--- What you are asked to do ---
Find the string "teams" in the data, then copy every line where it is found.

--- Material for this task ---
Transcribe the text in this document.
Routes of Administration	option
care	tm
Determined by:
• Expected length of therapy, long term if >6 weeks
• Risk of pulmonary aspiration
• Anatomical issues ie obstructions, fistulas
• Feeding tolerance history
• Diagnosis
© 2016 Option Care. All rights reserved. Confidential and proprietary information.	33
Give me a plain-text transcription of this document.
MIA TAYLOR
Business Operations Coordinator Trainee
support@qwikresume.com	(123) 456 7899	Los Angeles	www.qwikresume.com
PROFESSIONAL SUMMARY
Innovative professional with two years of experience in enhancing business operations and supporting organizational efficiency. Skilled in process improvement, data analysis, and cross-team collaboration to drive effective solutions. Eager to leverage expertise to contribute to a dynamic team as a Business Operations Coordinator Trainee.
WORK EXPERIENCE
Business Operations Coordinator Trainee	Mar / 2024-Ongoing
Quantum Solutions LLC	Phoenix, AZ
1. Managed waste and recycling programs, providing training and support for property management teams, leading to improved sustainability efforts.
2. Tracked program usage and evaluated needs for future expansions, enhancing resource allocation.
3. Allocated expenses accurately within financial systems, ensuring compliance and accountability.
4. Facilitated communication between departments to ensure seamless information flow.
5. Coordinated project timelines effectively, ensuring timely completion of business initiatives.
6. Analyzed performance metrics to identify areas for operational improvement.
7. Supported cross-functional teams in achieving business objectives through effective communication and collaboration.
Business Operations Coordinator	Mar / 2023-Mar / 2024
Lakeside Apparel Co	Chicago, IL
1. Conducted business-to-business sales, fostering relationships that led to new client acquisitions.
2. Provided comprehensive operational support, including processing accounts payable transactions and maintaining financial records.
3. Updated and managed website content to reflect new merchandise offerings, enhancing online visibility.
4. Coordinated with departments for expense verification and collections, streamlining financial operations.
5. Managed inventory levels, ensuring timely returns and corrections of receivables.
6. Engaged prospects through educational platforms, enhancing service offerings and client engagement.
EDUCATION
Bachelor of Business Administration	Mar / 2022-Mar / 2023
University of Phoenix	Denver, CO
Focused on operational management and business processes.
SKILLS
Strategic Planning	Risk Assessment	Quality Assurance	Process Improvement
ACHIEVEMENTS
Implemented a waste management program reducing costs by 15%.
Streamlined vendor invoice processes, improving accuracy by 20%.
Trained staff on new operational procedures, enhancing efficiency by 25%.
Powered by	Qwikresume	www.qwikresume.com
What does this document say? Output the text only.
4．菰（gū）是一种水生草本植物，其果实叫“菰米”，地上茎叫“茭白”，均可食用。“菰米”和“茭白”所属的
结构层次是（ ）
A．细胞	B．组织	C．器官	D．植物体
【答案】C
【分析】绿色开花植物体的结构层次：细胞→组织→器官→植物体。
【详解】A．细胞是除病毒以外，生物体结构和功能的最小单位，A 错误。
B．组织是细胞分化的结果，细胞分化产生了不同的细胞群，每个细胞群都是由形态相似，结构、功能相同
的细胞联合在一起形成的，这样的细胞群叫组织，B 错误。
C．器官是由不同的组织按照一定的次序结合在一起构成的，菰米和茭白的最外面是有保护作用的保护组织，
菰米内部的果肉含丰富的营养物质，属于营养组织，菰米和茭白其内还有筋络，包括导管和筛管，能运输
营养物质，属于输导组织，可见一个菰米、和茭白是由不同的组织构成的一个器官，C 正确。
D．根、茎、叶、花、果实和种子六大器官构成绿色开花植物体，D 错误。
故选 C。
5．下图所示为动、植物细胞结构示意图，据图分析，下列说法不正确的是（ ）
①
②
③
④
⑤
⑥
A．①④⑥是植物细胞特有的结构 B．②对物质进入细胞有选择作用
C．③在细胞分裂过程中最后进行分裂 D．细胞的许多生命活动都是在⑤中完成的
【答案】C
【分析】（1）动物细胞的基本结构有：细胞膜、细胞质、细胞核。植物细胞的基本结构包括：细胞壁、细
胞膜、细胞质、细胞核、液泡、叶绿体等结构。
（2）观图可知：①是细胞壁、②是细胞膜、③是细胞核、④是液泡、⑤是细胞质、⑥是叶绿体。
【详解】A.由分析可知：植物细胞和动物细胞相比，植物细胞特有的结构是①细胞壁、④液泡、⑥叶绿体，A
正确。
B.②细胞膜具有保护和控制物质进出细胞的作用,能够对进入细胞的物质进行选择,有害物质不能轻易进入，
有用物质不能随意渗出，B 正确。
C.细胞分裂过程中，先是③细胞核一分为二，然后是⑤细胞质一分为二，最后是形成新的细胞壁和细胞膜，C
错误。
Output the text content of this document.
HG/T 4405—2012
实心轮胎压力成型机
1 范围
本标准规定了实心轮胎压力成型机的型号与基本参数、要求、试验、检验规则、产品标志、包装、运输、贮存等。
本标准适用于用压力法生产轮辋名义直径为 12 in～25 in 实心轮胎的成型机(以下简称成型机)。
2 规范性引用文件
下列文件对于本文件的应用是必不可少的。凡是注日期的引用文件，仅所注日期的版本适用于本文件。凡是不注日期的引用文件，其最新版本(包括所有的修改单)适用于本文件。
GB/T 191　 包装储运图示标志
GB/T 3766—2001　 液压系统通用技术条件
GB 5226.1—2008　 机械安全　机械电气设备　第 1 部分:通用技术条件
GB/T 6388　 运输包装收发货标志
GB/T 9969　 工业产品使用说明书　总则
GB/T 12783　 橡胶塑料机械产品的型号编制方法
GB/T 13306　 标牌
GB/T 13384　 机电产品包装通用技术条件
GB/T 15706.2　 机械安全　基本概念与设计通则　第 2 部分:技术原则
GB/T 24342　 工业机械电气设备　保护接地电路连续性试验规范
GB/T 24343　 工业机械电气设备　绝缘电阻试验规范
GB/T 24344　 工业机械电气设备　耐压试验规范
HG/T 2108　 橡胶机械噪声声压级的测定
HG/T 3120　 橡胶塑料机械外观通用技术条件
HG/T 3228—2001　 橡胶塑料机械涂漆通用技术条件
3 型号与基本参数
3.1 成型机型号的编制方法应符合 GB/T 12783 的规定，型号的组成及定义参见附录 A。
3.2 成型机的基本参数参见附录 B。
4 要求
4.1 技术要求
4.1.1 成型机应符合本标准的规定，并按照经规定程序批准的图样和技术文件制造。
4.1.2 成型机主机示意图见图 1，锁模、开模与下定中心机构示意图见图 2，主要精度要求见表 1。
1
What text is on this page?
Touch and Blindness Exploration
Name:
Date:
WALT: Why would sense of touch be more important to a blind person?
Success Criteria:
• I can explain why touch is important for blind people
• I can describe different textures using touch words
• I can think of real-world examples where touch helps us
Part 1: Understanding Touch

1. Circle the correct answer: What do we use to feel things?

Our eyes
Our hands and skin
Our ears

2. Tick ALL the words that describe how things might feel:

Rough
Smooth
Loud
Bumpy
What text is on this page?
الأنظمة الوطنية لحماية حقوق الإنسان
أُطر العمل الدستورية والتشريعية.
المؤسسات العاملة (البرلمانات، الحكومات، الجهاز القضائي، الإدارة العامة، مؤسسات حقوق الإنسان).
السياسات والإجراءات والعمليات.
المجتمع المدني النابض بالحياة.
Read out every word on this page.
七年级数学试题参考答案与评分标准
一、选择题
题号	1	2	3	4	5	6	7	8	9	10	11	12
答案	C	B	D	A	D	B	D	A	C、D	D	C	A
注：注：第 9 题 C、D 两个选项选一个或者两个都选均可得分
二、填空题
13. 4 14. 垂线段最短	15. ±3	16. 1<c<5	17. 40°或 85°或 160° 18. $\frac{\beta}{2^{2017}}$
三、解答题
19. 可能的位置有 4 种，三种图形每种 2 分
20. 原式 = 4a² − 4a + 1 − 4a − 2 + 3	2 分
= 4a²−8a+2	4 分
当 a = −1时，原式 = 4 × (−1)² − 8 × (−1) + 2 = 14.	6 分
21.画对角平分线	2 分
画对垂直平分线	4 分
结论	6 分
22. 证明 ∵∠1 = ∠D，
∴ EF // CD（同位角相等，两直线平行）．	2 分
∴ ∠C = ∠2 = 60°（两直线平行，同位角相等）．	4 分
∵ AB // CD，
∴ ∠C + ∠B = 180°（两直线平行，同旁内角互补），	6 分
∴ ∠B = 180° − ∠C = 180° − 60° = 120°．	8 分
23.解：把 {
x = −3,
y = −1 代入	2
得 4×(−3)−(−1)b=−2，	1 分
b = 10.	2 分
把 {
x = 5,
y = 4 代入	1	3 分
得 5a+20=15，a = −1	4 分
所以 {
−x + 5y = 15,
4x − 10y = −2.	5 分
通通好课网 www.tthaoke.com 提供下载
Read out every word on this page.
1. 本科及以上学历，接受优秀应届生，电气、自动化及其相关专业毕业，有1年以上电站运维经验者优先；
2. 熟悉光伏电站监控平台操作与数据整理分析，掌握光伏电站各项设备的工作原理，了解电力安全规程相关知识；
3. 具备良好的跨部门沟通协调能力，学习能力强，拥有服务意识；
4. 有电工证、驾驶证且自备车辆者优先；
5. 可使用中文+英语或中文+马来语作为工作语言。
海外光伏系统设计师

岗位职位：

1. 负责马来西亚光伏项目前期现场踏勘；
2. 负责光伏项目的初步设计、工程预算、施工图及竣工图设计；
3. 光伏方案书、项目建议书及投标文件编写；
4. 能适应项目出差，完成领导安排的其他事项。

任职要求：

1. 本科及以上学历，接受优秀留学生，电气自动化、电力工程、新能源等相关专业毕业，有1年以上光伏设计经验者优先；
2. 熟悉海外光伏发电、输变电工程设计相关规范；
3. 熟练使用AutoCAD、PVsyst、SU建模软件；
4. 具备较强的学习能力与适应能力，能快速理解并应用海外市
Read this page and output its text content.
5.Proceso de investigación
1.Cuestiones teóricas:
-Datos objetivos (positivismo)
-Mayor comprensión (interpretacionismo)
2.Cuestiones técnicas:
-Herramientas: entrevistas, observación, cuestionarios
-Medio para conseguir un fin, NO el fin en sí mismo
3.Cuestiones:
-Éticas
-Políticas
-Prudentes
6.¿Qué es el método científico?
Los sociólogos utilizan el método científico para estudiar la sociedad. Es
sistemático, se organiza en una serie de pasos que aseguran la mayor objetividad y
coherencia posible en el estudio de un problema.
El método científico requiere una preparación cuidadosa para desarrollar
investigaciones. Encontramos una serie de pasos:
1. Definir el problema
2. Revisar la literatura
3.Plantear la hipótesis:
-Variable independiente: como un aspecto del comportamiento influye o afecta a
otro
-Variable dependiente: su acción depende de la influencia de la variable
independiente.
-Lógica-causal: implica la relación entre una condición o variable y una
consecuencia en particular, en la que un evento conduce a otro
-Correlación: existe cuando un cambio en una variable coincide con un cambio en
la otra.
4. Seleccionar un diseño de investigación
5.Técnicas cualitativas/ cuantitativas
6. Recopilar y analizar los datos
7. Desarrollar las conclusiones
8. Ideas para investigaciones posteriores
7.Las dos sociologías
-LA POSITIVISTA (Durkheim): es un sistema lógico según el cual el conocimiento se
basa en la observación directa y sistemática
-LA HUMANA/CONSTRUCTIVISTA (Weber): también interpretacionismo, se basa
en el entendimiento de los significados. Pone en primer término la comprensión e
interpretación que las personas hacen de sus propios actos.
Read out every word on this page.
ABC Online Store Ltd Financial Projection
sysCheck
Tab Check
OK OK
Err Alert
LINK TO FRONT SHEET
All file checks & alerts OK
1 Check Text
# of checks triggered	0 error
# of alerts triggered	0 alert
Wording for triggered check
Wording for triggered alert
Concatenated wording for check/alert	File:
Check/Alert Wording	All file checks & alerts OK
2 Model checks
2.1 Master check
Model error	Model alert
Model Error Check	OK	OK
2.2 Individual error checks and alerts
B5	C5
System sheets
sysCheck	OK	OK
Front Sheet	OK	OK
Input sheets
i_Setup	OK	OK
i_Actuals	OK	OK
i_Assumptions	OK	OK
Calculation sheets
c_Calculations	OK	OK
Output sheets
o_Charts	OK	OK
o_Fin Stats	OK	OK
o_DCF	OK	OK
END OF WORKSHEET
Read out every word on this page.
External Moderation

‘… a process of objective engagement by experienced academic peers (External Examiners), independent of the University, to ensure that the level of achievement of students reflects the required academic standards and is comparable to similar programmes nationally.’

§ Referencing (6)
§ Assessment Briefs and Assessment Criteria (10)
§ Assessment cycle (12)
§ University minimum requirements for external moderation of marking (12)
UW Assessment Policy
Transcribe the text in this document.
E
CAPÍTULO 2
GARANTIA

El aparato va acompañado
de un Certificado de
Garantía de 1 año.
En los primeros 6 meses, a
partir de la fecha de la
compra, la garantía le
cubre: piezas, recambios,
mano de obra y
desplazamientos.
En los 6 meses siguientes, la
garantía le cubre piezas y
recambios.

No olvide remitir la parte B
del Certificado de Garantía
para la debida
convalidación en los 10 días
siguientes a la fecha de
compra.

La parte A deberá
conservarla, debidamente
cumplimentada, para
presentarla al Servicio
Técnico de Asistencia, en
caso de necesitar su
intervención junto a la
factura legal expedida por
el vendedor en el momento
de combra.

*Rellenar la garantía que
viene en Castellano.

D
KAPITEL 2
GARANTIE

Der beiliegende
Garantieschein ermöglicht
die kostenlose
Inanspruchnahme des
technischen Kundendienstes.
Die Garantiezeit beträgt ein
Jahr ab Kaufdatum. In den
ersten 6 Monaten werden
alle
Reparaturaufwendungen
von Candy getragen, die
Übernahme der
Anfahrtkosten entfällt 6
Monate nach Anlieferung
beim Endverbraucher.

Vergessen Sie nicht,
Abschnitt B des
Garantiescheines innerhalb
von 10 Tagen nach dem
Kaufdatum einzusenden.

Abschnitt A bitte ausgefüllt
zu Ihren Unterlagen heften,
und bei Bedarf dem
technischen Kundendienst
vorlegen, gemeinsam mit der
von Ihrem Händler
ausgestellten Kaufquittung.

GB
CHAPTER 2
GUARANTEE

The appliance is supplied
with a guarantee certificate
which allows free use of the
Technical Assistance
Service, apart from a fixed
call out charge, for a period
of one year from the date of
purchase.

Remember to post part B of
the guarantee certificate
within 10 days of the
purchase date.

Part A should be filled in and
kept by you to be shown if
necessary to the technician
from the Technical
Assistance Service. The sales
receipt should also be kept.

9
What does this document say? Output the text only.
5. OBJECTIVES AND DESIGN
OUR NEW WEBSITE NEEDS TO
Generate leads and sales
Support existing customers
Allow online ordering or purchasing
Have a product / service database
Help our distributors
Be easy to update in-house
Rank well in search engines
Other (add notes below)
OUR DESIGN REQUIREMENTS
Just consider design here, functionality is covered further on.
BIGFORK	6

--- Solution to this exercise ---
1. Managed waste and recycling programs, providing training and support for property management teams, leading to improved sustainability efforts.
7. Supported cross-functional teams in achieving business objectives through effective communication and collaboration.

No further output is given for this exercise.